● Page excerpt
********************

Cajon High School is located in the University District of San Bernardino, California, and is part of the San Bernardino City Unified School District.

Academics
Cajon High School is part of the International Baccalaureate Organization (IB) including the high school portion of the Middle Years Programme and IB Diploma Programme.  The school offers the AVID program as well. It has exemplary Mock Trial and Academic Decathlon teams, and numerous Cajon students are members of the California Scholarship Federation, National Honor Society and the National Forensic League Debate and Speech Honor Society (National Speech and Debate Association).

Athletics

In 1987, Cajon Football won its first CIF Southern Section Championship. In 1995 the Cajon Football team was the first team in the history of San Bernardino to go undefeated in the regular season, winning games by an average score of 42-7.  In the 2007-2008 school-year, Cajon won 12 San Andreas League championships (Arroyo Valley, Carter, Colton, Pacific, Rialto, San Bernardino, & San G) and the girls basketball team also won the CIF championship for the first time in Cajon's history (for any basketball team).  The girls basketball team also won CIF in the 2008-2009 School year.  In the 2012-2013 academic year, Cajon changed leagues to the Citrus Belt League - (Ike, AB Miller, Redlands, REV, & Yucaipa). In 2017 Cajon won its second CIF football championship 54-28 against Downey High School.

********************

● Entries provided
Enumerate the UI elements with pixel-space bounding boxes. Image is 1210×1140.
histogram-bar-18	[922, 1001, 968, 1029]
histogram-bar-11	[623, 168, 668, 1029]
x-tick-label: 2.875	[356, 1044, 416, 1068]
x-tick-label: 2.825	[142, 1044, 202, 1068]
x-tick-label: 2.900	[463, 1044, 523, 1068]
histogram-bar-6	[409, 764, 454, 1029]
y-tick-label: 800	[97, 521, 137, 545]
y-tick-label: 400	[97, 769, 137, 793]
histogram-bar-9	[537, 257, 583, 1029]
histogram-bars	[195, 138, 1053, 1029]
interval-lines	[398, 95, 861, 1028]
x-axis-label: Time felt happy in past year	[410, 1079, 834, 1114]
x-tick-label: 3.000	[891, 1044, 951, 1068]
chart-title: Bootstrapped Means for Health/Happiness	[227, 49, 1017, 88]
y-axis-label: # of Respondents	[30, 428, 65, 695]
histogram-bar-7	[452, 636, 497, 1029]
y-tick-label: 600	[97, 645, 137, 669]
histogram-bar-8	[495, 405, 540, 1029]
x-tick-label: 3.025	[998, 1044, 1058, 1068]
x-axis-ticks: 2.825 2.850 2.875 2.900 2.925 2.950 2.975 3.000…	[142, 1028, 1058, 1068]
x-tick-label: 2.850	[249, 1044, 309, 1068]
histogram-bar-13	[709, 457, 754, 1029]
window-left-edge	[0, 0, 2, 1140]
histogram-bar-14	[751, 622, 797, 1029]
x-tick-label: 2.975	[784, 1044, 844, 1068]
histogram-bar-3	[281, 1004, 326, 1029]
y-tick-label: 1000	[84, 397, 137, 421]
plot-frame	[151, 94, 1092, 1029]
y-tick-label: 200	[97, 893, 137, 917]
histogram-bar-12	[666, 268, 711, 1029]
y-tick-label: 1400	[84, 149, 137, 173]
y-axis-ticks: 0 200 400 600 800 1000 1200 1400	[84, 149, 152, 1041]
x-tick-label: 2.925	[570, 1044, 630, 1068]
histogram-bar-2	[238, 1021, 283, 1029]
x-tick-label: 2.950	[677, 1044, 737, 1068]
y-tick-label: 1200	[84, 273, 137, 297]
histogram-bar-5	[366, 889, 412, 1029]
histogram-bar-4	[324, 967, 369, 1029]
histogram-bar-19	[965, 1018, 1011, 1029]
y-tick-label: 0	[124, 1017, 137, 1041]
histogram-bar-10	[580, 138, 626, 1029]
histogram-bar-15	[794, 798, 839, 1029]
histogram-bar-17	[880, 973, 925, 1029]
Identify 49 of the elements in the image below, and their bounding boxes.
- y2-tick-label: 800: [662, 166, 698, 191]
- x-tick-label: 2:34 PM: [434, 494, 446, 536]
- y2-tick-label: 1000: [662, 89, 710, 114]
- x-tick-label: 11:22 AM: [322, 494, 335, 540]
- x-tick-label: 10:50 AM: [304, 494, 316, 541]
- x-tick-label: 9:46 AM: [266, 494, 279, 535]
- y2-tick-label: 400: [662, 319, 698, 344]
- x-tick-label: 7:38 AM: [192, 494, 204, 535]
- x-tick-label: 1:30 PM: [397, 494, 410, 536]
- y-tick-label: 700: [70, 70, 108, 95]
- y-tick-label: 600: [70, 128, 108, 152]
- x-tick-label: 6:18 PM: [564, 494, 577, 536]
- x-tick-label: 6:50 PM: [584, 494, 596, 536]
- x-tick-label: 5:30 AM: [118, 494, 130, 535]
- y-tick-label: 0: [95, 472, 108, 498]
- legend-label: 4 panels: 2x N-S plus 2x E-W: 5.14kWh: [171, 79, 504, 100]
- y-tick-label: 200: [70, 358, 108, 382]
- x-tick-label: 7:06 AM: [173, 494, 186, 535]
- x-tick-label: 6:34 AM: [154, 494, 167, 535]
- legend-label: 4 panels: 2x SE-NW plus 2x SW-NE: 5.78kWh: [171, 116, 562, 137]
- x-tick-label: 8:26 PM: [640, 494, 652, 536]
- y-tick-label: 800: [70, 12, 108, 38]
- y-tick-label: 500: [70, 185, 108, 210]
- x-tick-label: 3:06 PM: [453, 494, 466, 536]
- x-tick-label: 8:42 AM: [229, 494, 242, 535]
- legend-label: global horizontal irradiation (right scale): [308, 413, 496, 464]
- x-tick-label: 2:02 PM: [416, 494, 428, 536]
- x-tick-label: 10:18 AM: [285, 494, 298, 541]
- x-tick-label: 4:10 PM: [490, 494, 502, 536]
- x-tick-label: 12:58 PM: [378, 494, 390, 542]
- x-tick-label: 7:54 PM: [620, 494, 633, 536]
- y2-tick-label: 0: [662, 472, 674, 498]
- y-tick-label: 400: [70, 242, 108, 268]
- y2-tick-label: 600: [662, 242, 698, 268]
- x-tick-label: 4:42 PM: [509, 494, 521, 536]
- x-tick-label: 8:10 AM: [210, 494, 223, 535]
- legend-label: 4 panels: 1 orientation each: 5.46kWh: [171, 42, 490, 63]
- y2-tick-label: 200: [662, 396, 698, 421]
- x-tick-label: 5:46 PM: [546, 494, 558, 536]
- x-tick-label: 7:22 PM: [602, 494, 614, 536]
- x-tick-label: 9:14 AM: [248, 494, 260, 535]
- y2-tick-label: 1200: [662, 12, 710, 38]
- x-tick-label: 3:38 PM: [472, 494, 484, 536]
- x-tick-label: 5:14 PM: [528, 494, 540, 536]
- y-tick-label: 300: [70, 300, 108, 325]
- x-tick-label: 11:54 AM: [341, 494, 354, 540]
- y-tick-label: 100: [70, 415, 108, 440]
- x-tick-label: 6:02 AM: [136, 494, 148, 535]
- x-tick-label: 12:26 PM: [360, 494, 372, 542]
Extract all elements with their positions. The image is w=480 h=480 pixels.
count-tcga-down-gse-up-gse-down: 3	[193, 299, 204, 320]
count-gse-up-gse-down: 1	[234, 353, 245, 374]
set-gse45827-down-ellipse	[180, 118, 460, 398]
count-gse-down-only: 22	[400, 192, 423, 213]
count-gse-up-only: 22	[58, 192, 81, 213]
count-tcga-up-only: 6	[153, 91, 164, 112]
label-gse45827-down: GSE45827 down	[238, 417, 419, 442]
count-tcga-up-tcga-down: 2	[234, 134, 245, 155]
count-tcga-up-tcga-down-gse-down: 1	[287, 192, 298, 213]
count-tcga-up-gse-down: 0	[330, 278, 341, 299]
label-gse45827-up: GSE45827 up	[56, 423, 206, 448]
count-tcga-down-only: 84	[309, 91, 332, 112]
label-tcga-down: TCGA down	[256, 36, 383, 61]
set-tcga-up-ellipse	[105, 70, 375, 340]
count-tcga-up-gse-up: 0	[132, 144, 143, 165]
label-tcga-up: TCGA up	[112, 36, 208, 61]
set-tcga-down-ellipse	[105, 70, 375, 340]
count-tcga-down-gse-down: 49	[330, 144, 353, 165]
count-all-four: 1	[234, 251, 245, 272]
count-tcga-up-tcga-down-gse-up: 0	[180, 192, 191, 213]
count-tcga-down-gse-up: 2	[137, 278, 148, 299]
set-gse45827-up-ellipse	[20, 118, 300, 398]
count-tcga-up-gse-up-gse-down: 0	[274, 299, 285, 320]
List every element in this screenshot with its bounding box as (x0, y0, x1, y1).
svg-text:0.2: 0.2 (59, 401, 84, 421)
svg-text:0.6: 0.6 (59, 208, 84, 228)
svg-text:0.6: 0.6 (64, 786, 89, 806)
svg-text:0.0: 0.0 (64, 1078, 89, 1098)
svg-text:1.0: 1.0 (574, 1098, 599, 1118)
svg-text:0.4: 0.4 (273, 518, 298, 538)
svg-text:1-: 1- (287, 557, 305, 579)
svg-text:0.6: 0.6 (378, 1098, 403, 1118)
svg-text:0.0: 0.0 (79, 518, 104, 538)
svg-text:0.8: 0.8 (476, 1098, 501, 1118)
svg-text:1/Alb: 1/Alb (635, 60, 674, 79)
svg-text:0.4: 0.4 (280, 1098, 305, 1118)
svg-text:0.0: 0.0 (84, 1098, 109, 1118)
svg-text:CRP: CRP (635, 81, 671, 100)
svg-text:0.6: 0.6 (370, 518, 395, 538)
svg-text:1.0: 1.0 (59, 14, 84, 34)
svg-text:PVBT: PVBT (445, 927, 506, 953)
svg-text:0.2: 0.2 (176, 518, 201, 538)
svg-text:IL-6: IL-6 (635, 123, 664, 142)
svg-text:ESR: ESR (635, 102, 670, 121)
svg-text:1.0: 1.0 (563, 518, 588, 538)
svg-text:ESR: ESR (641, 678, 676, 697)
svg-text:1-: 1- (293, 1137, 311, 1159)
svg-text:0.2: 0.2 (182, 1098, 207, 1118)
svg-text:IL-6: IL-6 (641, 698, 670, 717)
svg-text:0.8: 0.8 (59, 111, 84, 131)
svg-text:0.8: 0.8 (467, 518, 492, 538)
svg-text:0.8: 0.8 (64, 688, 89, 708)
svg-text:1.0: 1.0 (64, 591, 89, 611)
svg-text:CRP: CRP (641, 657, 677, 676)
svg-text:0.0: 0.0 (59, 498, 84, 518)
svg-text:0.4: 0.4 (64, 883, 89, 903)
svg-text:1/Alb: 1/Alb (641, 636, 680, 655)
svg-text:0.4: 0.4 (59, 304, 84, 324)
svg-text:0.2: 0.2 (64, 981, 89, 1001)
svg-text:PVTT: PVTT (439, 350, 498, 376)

********************

● Your tasks
1 – From the Cajon High School text, repeat word for word the passage from "In 1987, Cajon" to "Downey High School.".
2 – Answer these questions from the Cajon High School text:
(a) Which school district is Cajon High School part of?
(b) In what year did Cajon Football win its first CIF Southern Section Championship?
(c) What was the score when Cajon won its second CIF football championship in 2017?

● Outputs
1 –
In 1987, Cajon Football won its first CIF Southern Section Championship. In 1995 the Cajon Football team was the first team in the history of San Bernardino to go undefeated in the regular season, winning games by an average score of 42-7.  In the 2007-2008 school-year, Cajon won 12 San Andreas League championships (Arroyo Valley, Carter, Colton, Pacific, Rialto, San Bernardino, & San G) and the girls basketball team also won the CIF championship for the first time in Cajon's history (for any basketball team).  The girls basketball team also won CIF in the 2008-2009 School year.  In the 2012-2013 academic year, Cajon changed leagues to the Citrus Belt League - (Ike, AB Miller, Redlands, REV, & Yucaipa). In 2017 Cajon won its second CIF football championship 54-28 against Downey High School.

2 –
(a) The San Bernardino City Unified School District.
(b) 1987.
(c) 54-28, against Downey High School.